Real-time Chinese to French translation system for live meetings.

Overview

SecondVoice captures audio, transcribes Chinese speech using OpenAI's Whisper API, and translates it to French using Claude AI in real-time. Perfect for understanding Chinese meetings on the fly.

Features

🎤 Real-time audio capture
🗣️ Chinese speech-to-text (Whisper API)
🌐 Chinese to French translation (Claude API)
🖥️ Clean ImGui interface
💾 Full recording saved to disk
⚙️ Configurable chunk sizes and settings

Requirements

System Dependencies (Linux)

# PortAudio
sudo apt install libasound2-dev

# OpenGL
sudo apt install libgl1-mesa-dev libglu1-mesa-dev

vcpkg

Install vcpkg if not already installed:

git clone https://github.com/microsoft/vcpkg.git
cd vcpkg
./bootstrap-vcpkg.sh
export VCPKG_ROOT=$(pwd)

Setup

Clone the repository

git clone <repository-url>
cd secondvoice

Create .env file (copy from .env.example)

cp .env.example .env
# Edit .env and add your API keys:
# OPENAI_API_KEY=sk-...
# ANTHROPIC_API_KEY=sk-ant-...

Configure settings (optional)

Edit config.json to customize:

Audio chunk duration (default: 10s)
Sample rate (default: 16kHz)
UI window size
Output directory

Build the project

# Configure with vcpkg
cmake -B build -DCMAKE_TOOLCHAIN_FILE=$VCPKG_ROOT/scripts/buildsystems/vcpkg.cmake

# Build
cmake --build build -j$(nproc)

Usage

cd build
./SecondVoice

The application will:

Open an ImGui window
Start capturing audio from your microphone
Display Chinese transcriptions and French translations in real-time
Click STOP RECORDING button to finish
Save the full audio recording to recordings/recording_YYYYMMDD_HHMMSS.wav

Architecture

Audio Capture (PortAudio)
    ↓
Whisper API (Speech-to-Text)
    ↓
Claude API (Translation)
    ↓
ImGui UI (Display)

Threading Model

Thread 1: Audio capture (PortAudio callback)
Thread 2: AI processing (Whisper + Claude API calls)
Thread 3: UI rendering (ImGui + OpenGL)

Configuration

config.json

{
  "audio": {
    "sample_rate": 16000,
    "channels": 1,
    "chunk_duration_seconds": 10
  },
  "whisper": {
    "model": "whisper-1",
    "language": "zh"

=====

- **Tasks for this exercise**
1. Quote the SecondVoice readme from "Audio chunk duration" to "--build build -j$(nproc)".
2. In the SecondVoice readme, what four settings does the text say can be changed by editing config.json?
3. Translate this sentence from the SecondVoice readme into Spanish: "SecondVoice captures audio, transcribes Chinese speech using OpenAI's Whisper API, and translates it to French using Claude AI in real-time."
The rows aren't needed here.

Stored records
=====

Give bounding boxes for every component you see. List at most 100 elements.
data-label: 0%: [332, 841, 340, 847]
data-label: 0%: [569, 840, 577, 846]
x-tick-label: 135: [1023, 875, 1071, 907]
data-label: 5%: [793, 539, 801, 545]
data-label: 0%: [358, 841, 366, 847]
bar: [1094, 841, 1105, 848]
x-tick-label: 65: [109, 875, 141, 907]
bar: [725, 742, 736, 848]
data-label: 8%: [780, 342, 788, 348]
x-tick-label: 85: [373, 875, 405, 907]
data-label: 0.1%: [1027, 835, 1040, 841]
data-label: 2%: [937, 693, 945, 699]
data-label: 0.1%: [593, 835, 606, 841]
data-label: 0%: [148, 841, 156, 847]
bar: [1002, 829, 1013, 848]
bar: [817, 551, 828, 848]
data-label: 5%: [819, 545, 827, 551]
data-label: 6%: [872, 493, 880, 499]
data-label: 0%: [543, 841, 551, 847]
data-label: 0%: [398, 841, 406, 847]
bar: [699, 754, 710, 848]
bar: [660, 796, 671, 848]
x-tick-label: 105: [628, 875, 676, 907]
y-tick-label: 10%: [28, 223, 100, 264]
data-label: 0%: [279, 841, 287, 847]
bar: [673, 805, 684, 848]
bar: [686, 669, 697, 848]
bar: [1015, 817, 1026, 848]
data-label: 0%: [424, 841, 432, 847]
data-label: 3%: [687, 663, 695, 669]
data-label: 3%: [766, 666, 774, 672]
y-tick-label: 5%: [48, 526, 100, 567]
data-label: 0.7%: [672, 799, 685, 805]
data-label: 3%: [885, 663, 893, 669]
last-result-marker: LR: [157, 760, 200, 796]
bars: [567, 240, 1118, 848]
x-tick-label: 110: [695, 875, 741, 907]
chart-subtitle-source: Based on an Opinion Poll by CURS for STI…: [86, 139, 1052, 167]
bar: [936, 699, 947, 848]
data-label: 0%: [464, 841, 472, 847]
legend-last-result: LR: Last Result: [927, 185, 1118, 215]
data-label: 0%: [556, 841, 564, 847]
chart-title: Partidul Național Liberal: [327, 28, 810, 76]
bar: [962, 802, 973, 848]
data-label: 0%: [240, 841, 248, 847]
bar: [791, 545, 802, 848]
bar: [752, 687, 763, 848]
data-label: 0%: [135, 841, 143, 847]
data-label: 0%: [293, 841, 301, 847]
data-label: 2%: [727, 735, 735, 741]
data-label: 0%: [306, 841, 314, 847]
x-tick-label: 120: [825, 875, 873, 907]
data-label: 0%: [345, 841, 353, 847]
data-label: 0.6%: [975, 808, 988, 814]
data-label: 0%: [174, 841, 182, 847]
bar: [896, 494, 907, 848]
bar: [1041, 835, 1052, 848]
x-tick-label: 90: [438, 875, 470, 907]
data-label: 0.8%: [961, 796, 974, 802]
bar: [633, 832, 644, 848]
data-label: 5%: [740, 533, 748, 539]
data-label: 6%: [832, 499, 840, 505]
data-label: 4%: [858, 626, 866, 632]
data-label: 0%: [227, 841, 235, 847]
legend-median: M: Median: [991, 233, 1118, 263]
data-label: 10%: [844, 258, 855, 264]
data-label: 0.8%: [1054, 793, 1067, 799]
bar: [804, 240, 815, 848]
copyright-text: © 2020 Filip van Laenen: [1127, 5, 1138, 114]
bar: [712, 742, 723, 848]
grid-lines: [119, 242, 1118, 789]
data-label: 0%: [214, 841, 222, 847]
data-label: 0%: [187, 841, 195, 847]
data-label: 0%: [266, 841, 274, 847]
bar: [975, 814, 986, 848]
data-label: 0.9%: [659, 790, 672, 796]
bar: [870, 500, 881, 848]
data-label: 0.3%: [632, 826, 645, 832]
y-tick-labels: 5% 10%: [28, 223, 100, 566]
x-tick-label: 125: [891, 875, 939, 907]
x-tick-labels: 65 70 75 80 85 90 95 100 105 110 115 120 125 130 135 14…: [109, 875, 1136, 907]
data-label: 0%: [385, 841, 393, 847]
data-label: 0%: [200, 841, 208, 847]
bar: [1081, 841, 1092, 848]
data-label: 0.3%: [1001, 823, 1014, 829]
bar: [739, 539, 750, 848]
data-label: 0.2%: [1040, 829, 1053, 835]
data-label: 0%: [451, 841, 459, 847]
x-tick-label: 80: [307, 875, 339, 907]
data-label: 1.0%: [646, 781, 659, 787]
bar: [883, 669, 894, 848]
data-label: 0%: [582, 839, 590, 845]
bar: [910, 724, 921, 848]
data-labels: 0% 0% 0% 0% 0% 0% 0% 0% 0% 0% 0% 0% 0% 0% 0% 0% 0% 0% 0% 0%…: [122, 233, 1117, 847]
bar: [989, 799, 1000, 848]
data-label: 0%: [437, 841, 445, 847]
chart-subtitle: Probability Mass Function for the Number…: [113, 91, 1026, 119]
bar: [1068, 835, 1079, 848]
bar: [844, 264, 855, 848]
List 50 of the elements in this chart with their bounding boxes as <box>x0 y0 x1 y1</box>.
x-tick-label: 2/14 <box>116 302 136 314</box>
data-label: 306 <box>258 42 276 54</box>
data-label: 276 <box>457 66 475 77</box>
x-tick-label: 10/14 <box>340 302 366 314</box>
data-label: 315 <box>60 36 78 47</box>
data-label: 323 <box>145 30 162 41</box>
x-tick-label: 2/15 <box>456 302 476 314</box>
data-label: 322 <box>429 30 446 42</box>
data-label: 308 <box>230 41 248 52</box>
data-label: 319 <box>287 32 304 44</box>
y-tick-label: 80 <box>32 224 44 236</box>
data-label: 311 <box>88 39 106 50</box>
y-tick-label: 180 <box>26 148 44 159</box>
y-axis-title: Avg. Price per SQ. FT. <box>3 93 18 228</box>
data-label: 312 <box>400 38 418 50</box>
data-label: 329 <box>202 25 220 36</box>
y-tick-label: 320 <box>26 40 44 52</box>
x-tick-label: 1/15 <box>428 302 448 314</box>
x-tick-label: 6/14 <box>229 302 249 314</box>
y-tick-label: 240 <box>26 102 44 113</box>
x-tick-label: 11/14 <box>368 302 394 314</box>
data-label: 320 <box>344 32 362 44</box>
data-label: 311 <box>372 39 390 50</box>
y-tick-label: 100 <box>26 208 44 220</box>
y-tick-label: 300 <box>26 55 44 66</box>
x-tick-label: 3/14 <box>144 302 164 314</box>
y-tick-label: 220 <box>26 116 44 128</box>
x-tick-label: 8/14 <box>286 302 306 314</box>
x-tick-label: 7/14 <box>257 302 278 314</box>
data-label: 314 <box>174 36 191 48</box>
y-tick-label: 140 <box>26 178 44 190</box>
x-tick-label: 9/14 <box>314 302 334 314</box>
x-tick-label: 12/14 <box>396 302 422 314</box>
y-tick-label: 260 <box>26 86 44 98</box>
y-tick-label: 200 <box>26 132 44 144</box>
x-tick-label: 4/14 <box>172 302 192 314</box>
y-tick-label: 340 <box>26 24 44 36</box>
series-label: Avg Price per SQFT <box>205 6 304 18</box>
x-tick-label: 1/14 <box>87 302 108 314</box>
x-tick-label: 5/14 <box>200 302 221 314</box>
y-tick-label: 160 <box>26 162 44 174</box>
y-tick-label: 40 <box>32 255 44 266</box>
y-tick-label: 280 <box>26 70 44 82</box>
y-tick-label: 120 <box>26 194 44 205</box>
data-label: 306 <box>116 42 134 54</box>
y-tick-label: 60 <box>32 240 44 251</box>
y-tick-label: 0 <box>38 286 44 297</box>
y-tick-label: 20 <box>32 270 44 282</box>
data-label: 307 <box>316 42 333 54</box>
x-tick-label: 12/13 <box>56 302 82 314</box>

=====

- **Solution list**
1.
Audio chunk duration (default: 10s)
Sample rate (default: 16kHz)
UI window size
Output directory

Build the project

# Configure with vcpkg
cmake -B build -DCMAKE_TOOLCHAIN_FILE=$VCPKG_ROOT/scripts/buildsystems/vcpkg.cmake

# Build
cmake --build build -j$(nproc)

2.
- Audio chunk duration (default: 10s)
- Sample rate (default: 16kHz)
- UI window size
- Output directory

3. SecondVoice captura audio, transcribe el habla en chino mediante la API Whisper de OpenAI y la traduce al francés mediante Claude AI en tiempo real.